For each line below that holds the word "title", make a copy.

Page segmentation data
============================================================
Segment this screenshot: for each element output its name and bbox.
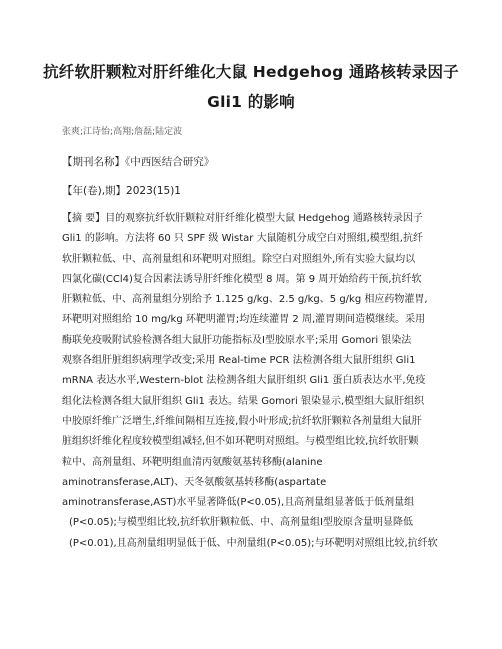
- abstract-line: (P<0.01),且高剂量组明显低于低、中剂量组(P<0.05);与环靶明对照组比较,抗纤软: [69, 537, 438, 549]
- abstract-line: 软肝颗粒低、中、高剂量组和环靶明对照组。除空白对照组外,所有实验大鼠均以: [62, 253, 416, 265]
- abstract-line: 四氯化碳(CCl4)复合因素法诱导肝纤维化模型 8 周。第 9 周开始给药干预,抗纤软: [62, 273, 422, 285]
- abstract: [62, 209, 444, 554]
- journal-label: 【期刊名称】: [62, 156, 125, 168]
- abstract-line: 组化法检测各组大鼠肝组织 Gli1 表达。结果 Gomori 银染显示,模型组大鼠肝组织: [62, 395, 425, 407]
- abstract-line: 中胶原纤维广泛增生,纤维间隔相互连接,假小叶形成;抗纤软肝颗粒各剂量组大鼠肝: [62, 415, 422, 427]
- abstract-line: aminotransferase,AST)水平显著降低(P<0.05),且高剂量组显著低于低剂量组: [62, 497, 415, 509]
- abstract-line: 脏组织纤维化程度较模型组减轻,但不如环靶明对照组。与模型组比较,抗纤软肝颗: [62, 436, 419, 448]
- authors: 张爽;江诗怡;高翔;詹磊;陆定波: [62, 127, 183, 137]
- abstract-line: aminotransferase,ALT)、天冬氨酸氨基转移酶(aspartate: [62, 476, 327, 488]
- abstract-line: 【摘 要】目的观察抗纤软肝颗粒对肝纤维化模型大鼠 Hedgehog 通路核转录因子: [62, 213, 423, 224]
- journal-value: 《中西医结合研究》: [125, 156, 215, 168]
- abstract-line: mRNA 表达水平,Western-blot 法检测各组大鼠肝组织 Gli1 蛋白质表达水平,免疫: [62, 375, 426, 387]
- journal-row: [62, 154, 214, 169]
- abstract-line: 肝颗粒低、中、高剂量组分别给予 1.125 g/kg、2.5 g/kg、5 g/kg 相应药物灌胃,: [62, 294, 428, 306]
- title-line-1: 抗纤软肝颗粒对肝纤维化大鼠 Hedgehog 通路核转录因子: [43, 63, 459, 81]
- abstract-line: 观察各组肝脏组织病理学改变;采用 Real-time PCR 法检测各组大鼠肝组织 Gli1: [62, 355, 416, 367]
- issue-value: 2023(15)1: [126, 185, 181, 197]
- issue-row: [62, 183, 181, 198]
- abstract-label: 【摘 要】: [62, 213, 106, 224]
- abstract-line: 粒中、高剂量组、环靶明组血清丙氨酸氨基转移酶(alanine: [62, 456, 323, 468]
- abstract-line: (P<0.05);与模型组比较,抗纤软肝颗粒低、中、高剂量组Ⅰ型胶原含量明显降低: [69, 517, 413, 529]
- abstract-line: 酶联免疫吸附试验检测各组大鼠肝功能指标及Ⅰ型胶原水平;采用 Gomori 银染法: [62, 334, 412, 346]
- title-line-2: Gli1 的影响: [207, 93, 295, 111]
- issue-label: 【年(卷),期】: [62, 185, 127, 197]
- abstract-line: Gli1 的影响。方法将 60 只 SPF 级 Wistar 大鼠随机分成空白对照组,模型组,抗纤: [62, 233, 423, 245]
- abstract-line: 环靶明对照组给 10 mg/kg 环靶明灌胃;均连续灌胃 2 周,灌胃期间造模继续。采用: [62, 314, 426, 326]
============================================================
SOLUTION BELOW
- title-line-1: 抗纤软肝颗粒对肝纤维化大鼠 Hedgehog 通路核转录因子: [43, 63, 459, 81]
- title-line-2: Gli1 的影响: [207, 93, 295, 111]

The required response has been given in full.